> [Request] Word for word, give the material below again, minus any images.

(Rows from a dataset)
--- Start ---
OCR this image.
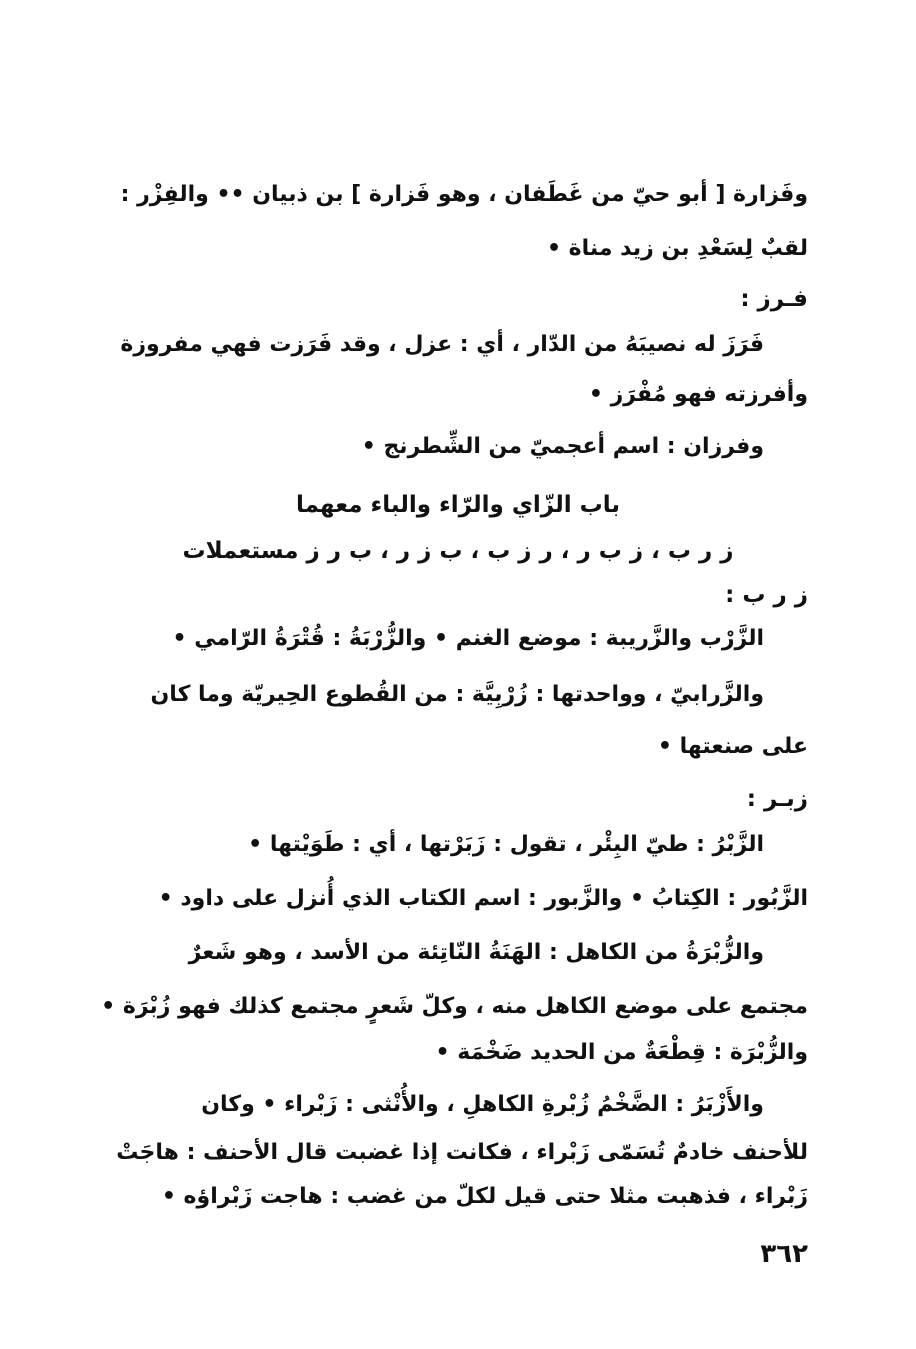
وفَزارة [ أبو حيّ من غَطَفان ، وهو فَزارة ] بن ذبيان •• والفِزْر :
لقبٌ لِسَعْدِ بن زيد مناة •
فـرز :
فَرَزَ له نصيبَهُ من الدّار ، أي : عزل ، وقد فَرَزت فهي مفروزة
وأفرزته فهو مُفْرَز •
وفرزان : اسم أعجميّ من الشِّطرنج •
باب الزّاي والرّاء والباء معهما
ز ر ب ، ز ب ر ، ر ز ب ، ب ز ر ، ب ر ز مستعملات
ز ر ب :
الزَّرْب والزَّريبة : موضع الغنم • والزُّرْبَةُ : قُتْرَةُ الرّامي •
والزَّرابيّ ، وواحدتها : زُرْبِيَّة : من القُطوع الحِيريّة وما كان
على صنعتها •
زبـر :
الزَّبْرُ : طيّ البِئْر ، تقول : زَبَرْتها ، أي : طَوَيْتها •
الزَّبُور : الكِتابُ • والزَّبور : اسم الكتاب الذي أُنزل على داود •
والزُّبْرَةُ من الكاهل : الهَنَةُ النّاتِئة من الأسد ، وهو شَعرٌ
مجتمع على موضع الكاهل منه ، وكلّ شَعرٍ مجتمع كذلك فهو زُبْرَة •
والزُّبْرَة : قِطْعَةٌ من الحديد ضَخْمَة •
والأَزْبَرُ : الضَّخْمُ زُبْرةِ الكاهلِ ، والأُنْثى : زَبْراء • وكان
للأحنف خادمٌ تُسَمّى زَبْراء ، فكانت إذا غضبت قال الأحنف : هاجَتْ
زَبْراء ، فذهبت مثلا حتى قيل لكلّ من غضب : هاجت زَبْراؤه •
٣٦٢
--- End ---
> [Output below]
OCR this image.
وفَزارة [ أبو حيّ من غَطَفان ، وهو فَزارة ] بن ذبيان •• والفِزْر :
لقبٌ لِسَعْدِ بن زيد مناة •
فـرز :
فَرَزَ له نصيبَهُ من الدّار ، أي : عزل ، وقد فَرَزت فهي مفروزة
وأفرزته فهو مُفْرَز •
وفرزان : اسم أعجميّ من الشِّطرنج •
باب الزّاي والرّاء والباء معهما
ز ر ب ، ز ب ر ، ر ز ب ، ب ز ر ، ب ر ز مستعملات
ز ر ب :
الزَّرْب والزَّريبة : موضع الغنم • والزُّرْبَةُ : قُتْرَةُ الرّامي •
والزَّرابيّ ، وواحدتها : زُرْبِيَّة : من القُطوع الحِيريّة وما كان
على صنعتها •
زبـر :
الزَّبْرُ : طيّ البِئْر ، تقول : زَبَرْتها ، أي : طَوَيْتها •
الزَّبُور : الكِتابُ • والزَّبور : اسم الكتاب الذي أُنزل على داود •
والزُّبْرَةُ من الكاهل : الهَنَةُ النّاتِئة من الأسد ، وهو شَعرٌ
مجتمع على موضع الكاهل منه ، وكلّ شَعرٍ مجتمع كذلك فهو زُبْرَة •
والزُّبْرَة : قِطْعَةٌ من الحديد ضَخْمَة •
والأَزْبَرُ : الضَّخْمُ زُبْرةِ الكاهلِ ، والأُنْثى : زَبْراء • وكان
للأحنف خادمٌ تُسَمّى زَبْراء ، فكانت إذا غضبت قال الأحنف : هاجَتْ
زَبْراء ، فذهبت مثلا حتى قيل لكلّ من غضب : هاجت زَبْراؤه •
٣٦٢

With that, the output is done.